_YOUR GOAL_
What is needed is a copy of each line in the listing that contains "Editor".
*** Opening PROVIDED MATERIAL ***
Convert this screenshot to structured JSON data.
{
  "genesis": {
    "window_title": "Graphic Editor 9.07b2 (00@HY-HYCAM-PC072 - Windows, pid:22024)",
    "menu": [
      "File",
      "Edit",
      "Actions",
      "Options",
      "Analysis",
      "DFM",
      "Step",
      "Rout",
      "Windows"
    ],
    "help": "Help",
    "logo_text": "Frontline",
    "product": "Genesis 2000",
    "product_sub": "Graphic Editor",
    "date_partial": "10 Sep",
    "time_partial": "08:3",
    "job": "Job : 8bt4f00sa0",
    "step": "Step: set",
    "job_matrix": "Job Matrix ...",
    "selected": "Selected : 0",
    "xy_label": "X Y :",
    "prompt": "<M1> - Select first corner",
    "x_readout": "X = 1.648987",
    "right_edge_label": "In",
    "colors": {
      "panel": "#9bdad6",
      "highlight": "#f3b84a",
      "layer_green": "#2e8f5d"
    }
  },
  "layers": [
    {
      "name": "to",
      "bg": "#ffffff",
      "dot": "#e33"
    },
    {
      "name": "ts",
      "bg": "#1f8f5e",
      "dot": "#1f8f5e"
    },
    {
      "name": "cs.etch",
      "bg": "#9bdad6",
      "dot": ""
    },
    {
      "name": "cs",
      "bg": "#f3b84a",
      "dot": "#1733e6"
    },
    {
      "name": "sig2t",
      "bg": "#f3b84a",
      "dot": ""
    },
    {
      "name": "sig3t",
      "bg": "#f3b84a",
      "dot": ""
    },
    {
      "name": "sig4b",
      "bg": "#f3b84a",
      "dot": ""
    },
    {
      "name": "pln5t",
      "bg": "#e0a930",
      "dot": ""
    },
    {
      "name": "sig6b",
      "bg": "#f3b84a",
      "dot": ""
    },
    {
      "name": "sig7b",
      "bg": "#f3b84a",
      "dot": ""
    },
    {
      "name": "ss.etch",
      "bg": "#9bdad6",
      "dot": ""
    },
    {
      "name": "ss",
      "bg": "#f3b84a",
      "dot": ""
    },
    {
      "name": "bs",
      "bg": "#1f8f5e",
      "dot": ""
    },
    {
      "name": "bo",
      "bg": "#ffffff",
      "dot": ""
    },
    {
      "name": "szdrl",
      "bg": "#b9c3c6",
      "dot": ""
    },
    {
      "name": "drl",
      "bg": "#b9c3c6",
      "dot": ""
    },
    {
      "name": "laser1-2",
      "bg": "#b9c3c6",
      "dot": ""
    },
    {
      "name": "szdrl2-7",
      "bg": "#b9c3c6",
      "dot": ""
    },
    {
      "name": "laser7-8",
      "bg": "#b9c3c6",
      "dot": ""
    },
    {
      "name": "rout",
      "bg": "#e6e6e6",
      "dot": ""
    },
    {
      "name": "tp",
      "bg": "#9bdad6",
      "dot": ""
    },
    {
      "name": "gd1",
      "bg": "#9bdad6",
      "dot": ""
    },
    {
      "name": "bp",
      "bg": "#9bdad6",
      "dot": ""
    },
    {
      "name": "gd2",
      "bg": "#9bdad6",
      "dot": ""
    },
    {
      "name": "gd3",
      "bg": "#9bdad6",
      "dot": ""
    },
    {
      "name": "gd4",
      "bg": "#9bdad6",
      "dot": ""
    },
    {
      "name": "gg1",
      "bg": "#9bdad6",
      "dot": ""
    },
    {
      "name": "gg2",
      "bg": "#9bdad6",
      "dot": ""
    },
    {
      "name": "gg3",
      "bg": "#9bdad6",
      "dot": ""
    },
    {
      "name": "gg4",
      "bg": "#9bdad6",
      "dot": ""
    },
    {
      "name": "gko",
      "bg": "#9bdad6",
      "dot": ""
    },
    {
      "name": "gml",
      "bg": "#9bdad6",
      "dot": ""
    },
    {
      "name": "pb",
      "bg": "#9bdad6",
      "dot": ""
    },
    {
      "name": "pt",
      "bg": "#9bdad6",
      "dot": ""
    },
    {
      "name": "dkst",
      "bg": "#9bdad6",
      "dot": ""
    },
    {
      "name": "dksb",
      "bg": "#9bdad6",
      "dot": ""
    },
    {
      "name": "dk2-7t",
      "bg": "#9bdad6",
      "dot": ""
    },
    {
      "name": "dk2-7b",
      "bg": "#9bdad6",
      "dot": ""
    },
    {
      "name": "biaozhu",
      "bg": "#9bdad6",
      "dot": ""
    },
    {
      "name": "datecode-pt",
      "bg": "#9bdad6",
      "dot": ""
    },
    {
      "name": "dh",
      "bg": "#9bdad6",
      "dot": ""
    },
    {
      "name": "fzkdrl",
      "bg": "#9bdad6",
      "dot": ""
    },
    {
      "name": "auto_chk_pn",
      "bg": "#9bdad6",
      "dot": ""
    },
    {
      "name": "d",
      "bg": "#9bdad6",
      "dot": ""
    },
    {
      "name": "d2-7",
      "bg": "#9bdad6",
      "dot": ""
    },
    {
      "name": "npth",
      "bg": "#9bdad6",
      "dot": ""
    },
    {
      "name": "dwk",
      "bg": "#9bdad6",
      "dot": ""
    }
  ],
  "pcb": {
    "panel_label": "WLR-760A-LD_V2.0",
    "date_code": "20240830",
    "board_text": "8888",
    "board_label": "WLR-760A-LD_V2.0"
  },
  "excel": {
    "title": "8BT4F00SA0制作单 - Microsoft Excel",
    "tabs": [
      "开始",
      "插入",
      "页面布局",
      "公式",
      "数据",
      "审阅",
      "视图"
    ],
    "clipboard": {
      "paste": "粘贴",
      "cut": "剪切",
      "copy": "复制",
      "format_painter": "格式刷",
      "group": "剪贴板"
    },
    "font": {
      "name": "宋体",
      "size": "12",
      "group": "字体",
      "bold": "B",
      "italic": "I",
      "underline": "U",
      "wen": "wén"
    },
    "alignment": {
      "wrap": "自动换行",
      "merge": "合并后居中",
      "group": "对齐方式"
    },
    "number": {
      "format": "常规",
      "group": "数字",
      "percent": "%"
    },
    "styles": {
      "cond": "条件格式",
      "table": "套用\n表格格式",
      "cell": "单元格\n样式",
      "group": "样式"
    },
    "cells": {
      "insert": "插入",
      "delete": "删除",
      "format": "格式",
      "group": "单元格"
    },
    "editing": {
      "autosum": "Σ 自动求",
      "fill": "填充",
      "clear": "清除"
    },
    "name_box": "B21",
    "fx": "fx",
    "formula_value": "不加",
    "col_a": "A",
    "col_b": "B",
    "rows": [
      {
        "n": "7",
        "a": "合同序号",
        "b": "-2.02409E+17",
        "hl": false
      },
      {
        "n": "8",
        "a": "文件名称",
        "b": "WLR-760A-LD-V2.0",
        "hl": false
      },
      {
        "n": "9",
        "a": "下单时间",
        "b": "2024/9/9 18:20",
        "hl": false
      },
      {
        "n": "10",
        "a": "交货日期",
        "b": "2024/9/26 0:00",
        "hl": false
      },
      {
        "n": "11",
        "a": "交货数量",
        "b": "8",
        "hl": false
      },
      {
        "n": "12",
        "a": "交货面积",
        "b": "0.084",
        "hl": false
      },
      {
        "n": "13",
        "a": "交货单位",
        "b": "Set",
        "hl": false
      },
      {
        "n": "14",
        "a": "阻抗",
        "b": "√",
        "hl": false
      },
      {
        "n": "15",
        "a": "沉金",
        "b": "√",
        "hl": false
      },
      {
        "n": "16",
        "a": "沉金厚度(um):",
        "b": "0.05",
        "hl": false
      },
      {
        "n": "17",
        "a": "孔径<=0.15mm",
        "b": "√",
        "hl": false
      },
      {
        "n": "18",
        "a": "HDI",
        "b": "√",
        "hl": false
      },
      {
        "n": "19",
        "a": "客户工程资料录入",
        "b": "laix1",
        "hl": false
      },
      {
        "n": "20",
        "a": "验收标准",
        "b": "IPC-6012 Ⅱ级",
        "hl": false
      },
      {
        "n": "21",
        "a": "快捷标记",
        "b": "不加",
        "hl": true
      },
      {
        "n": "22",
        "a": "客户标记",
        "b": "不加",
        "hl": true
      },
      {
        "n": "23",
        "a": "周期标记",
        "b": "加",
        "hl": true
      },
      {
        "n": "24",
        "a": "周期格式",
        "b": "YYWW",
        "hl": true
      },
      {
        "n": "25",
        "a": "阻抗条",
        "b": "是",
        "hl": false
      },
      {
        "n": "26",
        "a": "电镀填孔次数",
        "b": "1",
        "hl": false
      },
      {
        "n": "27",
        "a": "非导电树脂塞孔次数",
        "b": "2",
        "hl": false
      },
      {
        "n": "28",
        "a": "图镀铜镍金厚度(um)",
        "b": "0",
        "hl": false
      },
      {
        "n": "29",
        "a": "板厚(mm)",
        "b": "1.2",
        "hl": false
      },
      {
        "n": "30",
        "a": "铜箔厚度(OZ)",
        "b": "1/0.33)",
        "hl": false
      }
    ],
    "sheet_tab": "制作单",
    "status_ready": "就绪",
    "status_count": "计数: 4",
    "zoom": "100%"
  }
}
*** Closing PROVIDED MATERIAL ***
_FINISHED TASK_
    "window_title": "Graphic Editor 9.07b2 (00@HY-HYCAM-PC072 - Windows, pid:22024)",
    "product_sub": "Graphic Editor",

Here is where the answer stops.